*Written request:* Look for "joins" in each line of the entries, and return the matching lines.

*Data supplied:*

◆ ◆ ◆ ◆ ◆ ◆ ◆

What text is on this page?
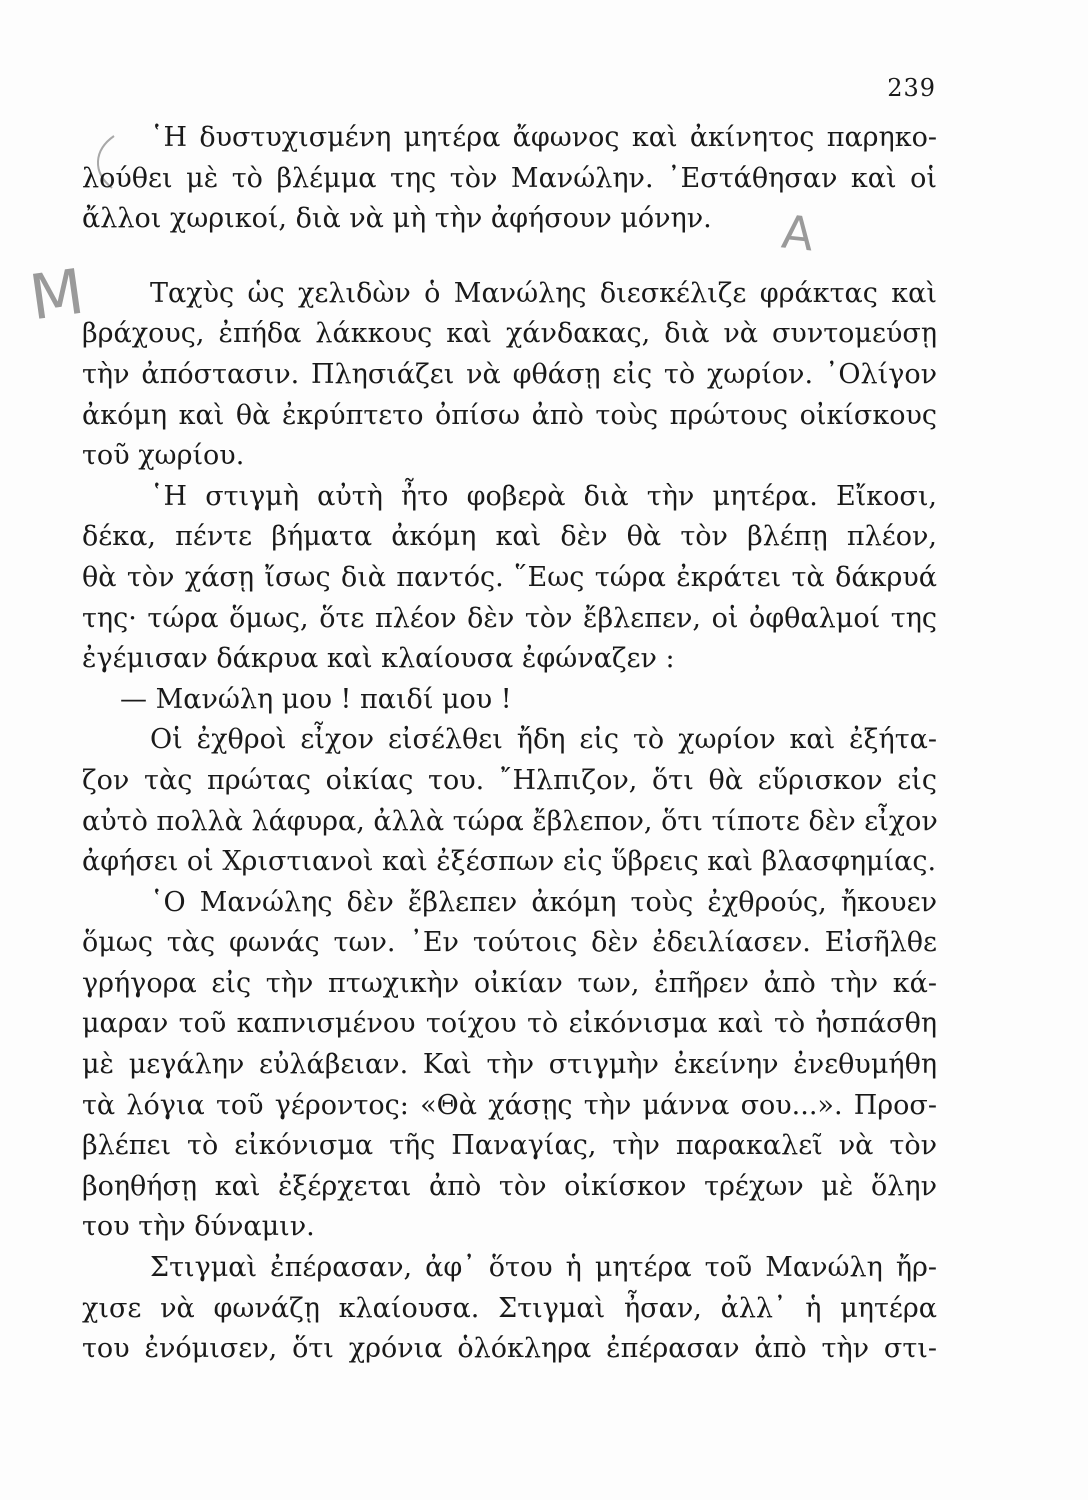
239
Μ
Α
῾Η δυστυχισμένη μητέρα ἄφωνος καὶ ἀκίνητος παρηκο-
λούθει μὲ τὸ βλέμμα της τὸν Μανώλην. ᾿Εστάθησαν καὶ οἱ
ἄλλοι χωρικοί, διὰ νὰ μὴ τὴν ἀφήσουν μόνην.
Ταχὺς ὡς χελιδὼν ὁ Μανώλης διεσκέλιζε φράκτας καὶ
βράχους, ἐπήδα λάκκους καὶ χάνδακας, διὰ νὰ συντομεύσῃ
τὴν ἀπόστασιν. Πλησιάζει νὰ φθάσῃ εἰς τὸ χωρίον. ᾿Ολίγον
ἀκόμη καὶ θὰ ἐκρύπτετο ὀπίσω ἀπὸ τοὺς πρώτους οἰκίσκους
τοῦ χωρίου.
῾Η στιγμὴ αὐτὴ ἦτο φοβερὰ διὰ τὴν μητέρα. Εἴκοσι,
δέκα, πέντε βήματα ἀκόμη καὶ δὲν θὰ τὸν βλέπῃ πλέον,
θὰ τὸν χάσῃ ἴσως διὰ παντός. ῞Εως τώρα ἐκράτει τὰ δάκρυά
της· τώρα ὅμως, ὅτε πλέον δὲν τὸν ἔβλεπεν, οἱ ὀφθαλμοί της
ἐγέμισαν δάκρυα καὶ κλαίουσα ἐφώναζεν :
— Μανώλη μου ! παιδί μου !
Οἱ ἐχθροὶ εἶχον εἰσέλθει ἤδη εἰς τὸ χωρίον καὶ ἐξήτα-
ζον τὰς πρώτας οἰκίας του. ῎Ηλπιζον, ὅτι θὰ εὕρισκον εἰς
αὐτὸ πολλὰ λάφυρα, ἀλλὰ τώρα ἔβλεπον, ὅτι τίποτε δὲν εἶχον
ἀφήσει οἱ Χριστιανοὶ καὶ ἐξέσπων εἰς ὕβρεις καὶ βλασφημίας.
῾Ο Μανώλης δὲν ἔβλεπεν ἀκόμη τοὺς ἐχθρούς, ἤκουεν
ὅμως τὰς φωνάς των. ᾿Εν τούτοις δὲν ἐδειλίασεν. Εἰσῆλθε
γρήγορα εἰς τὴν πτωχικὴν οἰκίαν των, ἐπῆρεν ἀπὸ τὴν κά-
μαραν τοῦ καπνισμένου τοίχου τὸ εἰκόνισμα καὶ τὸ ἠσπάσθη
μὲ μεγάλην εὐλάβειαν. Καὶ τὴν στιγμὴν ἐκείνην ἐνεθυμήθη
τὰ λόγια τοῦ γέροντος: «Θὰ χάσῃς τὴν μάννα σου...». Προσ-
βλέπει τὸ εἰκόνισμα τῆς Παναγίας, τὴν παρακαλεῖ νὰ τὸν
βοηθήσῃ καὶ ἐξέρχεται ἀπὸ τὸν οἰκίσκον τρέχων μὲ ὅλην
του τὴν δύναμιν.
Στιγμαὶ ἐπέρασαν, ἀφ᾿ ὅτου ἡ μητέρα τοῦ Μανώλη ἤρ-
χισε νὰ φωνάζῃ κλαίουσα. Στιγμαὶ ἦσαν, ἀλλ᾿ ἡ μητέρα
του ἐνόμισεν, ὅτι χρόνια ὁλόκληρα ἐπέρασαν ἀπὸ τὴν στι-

◆ ◆ ◆ ◆ ◆ ◆ ◆

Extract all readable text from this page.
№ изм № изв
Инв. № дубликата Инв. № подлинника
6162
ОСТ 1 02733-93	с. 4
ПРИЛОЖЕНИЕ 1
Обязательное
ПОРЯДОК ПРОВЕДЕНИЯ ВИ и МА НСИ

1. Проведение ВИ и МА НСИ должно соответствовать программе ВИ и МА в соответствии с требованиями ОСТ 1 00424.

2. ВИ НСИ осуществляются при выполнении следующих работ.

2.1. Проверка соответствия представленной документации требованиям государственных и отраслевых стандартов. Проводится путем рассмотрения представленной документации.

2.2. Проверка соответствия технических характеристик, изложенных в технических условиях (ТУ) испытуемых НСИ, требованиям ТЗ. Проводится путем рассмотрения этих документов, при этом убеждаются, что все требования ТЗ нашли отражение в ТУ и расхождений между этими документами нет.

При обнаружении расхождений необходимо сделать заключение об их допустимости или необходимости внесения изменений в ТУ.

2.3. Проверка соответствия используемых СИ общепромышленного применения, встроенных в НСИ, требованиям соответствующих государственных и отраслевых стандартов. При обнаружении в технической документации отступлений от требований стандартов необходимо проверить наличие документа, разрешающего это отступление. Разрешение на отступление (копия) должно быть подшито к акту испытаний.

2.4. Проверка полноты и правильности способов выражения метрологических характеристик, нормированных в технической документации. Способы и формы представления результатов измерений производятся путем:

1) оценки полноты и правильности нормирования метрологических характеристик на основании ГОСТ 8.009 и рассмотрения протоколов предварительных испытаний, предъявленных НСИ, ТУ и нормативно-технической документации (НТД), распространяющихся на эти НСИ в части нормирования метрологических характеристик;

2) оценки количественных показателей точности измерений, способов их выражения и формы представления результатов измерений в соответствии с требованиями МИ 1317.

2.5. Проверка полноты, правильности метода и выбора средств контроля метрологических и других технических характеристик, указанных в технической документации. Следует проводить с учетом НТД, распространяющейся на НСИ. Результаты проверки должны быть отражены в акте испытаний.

◆ ◆ ◆ ◆ ◆ ◆ ◆

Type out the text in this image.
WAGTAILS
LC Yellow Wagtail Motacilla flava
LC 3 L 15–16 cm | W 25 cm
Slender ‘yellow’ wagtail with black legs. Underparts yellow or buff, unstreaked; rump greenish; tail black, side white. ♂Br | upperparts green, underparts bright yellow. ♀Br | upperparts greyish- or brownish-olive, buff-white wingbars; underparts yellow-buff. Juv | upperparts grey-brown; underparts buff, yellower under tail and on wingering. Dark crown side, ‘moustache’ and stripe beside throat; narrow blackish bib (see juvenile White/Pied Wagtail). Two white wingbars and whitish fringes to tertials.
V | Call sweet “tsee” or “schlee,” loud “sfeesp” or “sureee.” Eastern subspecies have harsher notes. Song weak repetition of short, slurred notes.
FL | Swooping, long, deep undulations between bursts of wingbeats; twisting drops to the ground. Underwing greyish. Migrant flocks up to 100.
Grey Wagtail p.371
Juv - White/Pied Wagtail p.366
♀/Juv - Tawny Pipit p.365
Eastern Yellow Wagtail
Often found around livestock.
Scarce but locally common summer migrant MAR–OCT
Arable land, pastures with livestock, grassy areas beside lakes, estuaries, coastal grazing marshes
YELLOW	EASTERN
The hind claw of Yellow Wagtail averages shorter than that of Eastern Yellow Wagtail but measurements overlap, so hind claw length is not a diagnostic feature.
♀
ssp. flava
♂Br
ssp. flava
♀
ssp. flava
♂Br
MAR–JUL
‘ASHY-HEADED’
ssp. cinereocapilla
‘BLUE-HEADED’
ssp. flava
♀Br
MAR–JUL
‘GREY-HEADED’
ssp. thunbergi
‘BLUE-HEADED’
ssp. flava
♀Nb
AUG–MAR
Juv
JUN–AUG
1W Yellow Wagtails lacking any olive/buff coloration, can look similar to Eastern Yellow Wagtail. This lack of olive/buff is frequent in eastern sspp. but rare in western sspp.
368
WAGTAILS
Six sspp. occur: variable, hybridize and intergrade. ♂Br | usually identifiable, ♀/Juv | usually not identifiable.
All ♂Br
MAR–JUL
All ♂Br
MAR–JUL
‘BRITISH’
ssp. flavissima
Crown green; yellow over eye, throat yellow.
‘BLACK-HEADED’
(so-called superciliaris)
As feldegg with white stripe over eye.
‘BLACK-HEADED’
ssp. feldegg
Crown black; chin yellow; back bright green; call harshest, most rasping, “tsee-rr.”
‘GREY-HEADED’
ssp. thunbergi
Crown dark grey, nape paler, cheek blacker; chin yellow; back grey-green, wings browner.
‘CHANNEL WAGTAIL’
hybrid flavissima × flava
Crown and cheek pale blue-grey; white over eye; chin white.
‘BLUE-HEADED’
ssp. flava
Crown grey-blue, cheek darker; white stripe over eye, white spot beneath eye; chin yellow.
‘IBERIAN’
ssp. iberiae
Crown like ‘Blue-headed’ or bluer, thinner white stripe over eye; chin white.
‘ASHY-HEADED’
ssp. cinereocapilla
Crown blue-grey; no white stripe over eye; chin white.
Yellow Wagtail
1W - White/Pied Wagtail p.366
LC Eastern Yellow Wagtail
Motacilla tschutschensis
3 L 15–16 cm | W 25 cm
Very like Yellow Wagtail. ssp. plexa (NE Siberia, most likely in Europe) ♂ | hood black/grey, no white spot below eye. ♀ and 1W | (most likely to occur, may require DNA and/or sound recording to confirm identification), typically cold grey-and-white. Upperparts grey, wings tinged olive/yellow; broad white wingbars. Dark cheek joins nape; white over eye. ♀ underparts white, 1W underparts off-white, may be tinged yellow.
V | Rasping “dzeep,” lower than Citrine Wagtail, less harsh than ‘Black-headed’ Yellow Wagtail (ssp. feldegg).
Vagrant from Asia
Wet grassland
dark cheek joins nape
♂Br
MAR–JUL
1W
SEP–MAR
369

◆ ◆ ◆ ◆ ◆ ◆ ◆

*Answer to the exercise:*
Very like Yellow Wagtail. ssp. plexa (NE Siberia, most likely in Europe) ♂ | hood black/grey, no white spot below eye. ♀ and 1W | (most likely to occur, may require DNA and/or sound recording to confirm identification), typically cold grey-and-white. Upperparts grey, wings tinged olive/yellow; broad white wingbars. Dark cheek joins nape; white over eye. ♀ underparts white, 1W underparts off-white, may be tinged yellow.
dark cheek joins nape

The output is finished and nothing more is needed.